Data listing:
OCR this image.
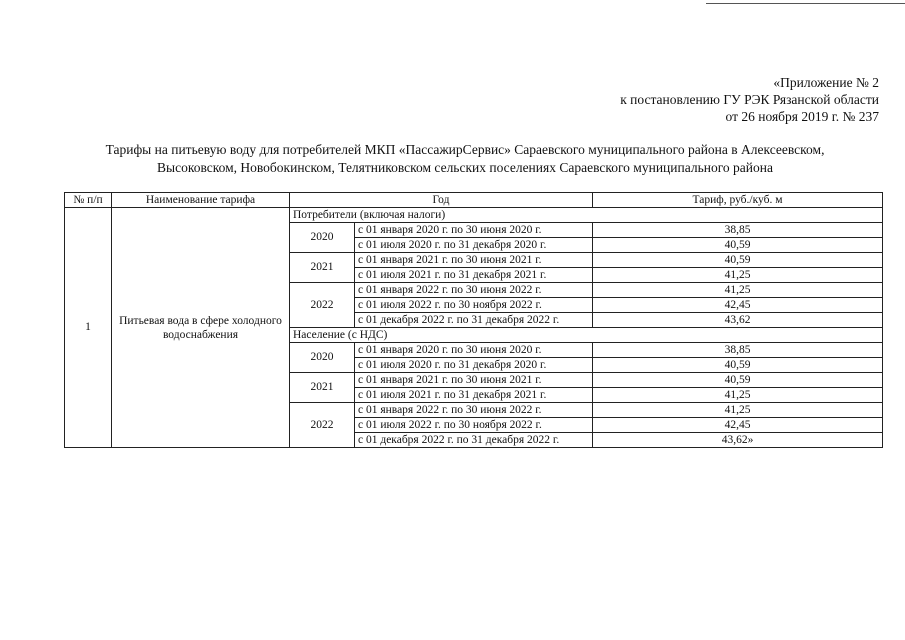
«Приложение № 2
к постановлению ГУ РЭК Рязанской области
от 26 ноября 2019 г. № 237
Тарифы на питьевую воду для потребителей МКП «ПассажирСервис» Сараевского муниципального района в Алексеевском,
Высоковском, Новобокинском, Телятниковском сельских поселениях Сараевского муниципального района
№ п/п	Наименование тарифа	Год		Тариф, руб./куб. м
1	Питьевая вода в сфере холодного водоснабжения	Потребители (включая налоги)		
		2020	с 01 января 2020 г. по 30 июня 2020 г.	38,85
			с 01 июля 2020 г. по 31 декабря 2020 г.	40,59
		2021	с 01 января 2021 г. по 30 июня 2021 г.	40,59
			с 01 июля 2021 г. по 31 декабря 2021 г.	41,25
		2022	с 01 января 2022 г. по 30 июня 2022 г.	41,25
			с 01 июля 2022 г. по 30 ноября 2022 г.	42,45
			с 01 декабря 2022 г. по 31 декабря 2022 г.	43,62
		Население (с НДС)		
		2020	с 01 января 2020 г. по 30 июня 2020 г.	38,85
			с 01 июля 2020 г. по 31 декабря 2020 г.	40,59
		2021	с 01 января 2021 г. по 30 июня 2021 г.	40,59
			с 01 июля 2021 г. по 31 декабря 2021 г.	41,25
		2022	с 01 января 2022 г. по 30 июня 2022 г.	41,25
			с 01 июля 2022 г. по 30 ноября 2022 г.	42,45
			с 01 декабря 2022 г. по 31 декабря 2022 г.	43,62»
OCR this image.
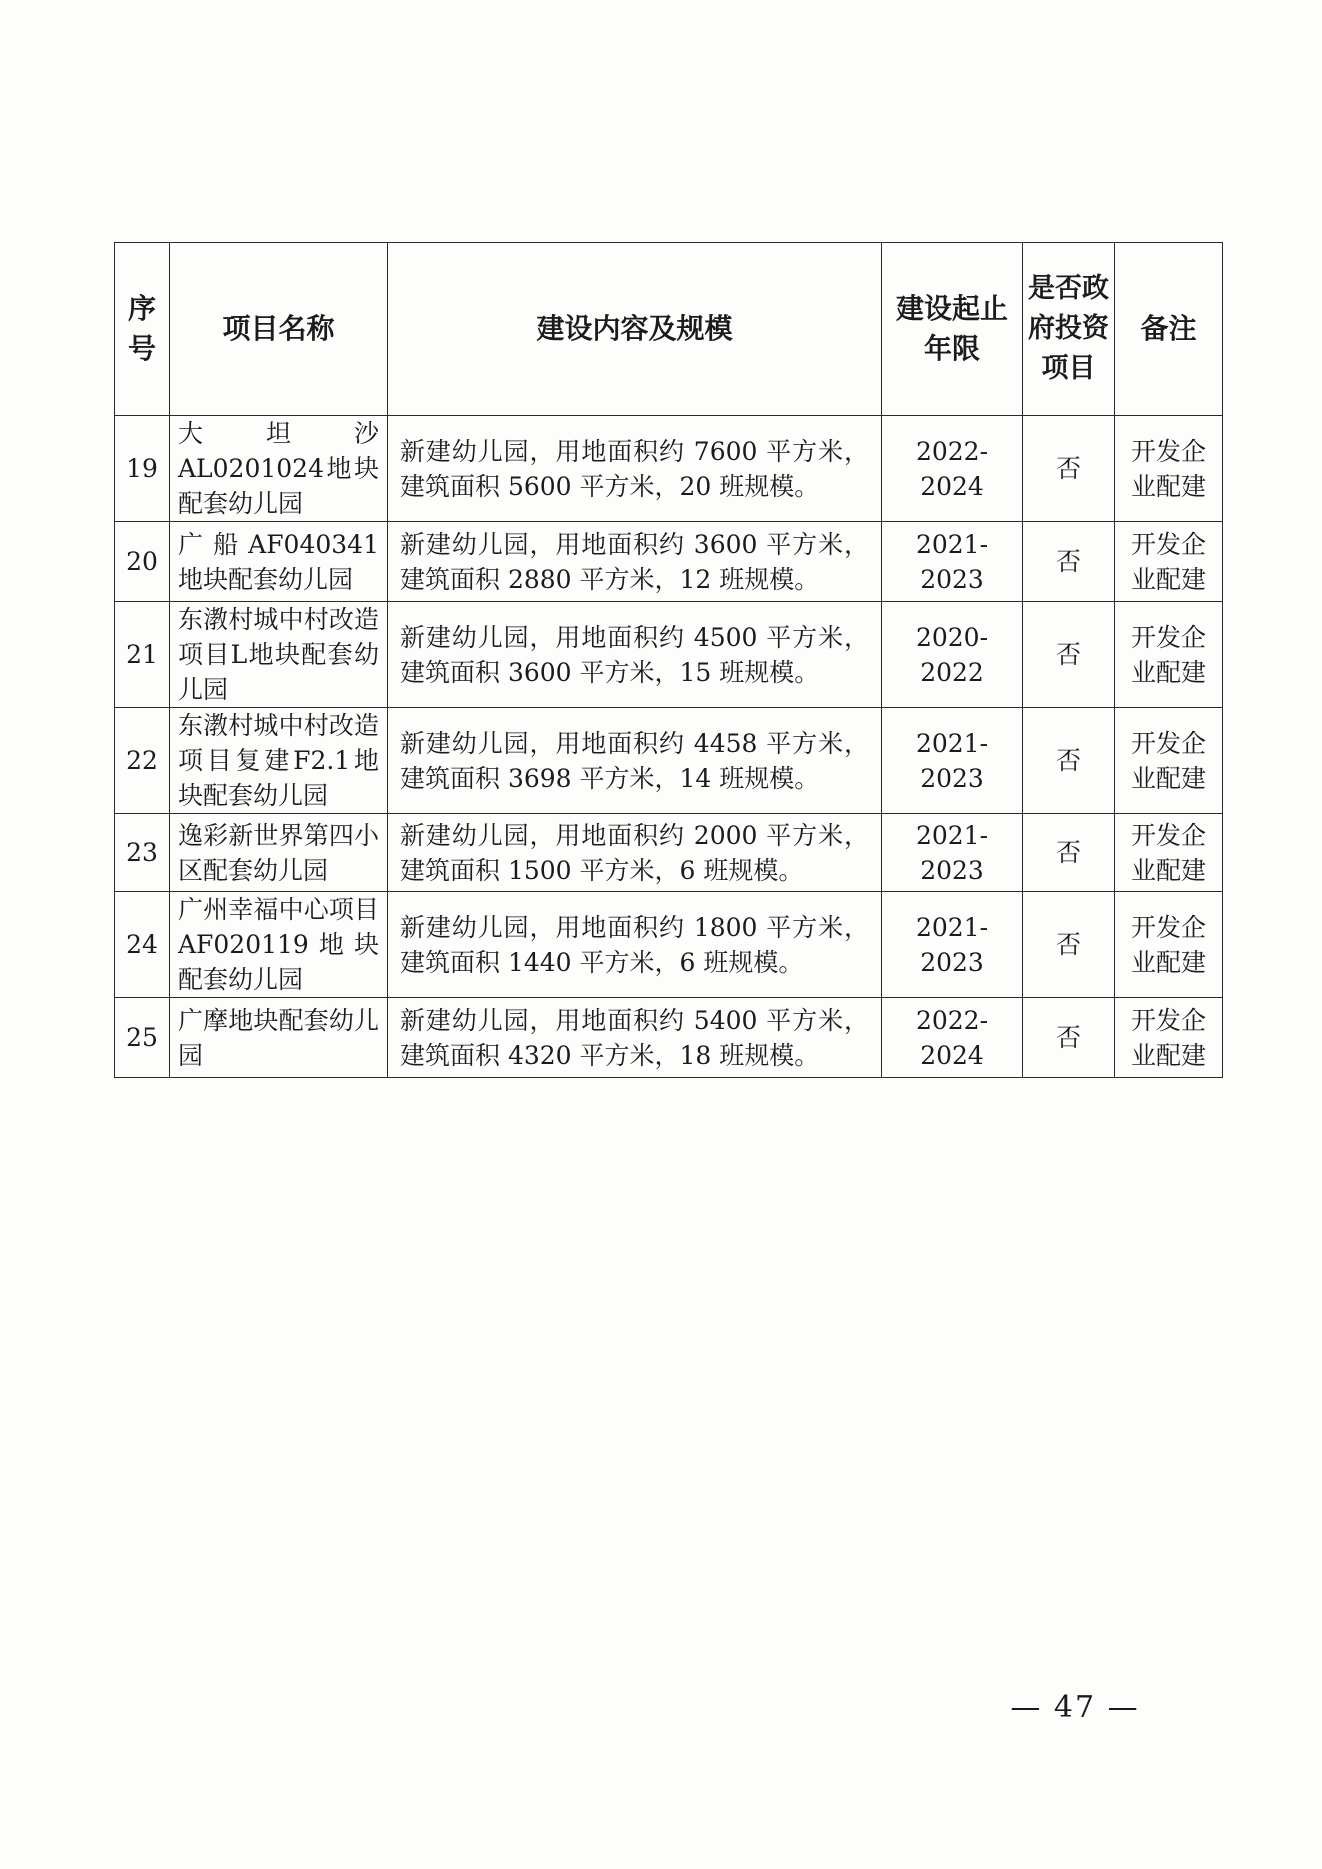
序号	项目名称	建设内容及规模	建设起止年限	是否政府投资项目	备注
19	大坦沙AL0201024地块配套幼儿园	新建幼儿园，用地面积约 7600 平方米，建筑面积 5600 平方米，20 班规模。	2022-2024	否	开发企业配建
20	广船AF040341地块配套幼儿园	新建幼儿园，用地面积约 3600 平方米，建筑面积 2880 平方米，12 班规模。	2021-2023	否	开发企业配建
21	东漖村城中村改造项目L地块配套幼儿园	新建幼儿园，用地面积约 4500 平方米，建筑面积 3600 平方米，15 班规模。	2020-2022	否	开发企业配建
22	东漖村城中村改造项目复建F2.1地块配套幼儿园	新建幼儿园，用地面积约 4458 平方米，建筑面积 3698 平方米，14 班规模。	2021-2023	否	开发企业配建
23	逸彩新世界第四小区配套幼儿园	新建幼儿园，用地面积约 2000 平方米，建筑面积 1500 平方米，6 班规模。	2021-2023	否	开发企业配建
24	广州幸福中心项目AF020119地块配套幼儿园	新建幼儿园，用地面积约 1800 平方米，建筑面积 1440 平方米，6 班规模。	2021-2023	否	开发企业配建
25	广摩地块配套幼儿园	新建幼儿园，用地面积约 5400 平方米，建筑面积 4320 平方米，18 班规模。	2022-2024	否	开发企业配建
— 47 —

Task to complete:
From the entries above, collect every line with the string "района" in it.

Result of the task:
Тарифы на питьевую воду для потребителей МКП «ПассажирСервис» Сараевского муниципального района в Алексеевском,
Высоковском, Новобокинском, Телятниковском сельских поселениях Сараевского муниципального района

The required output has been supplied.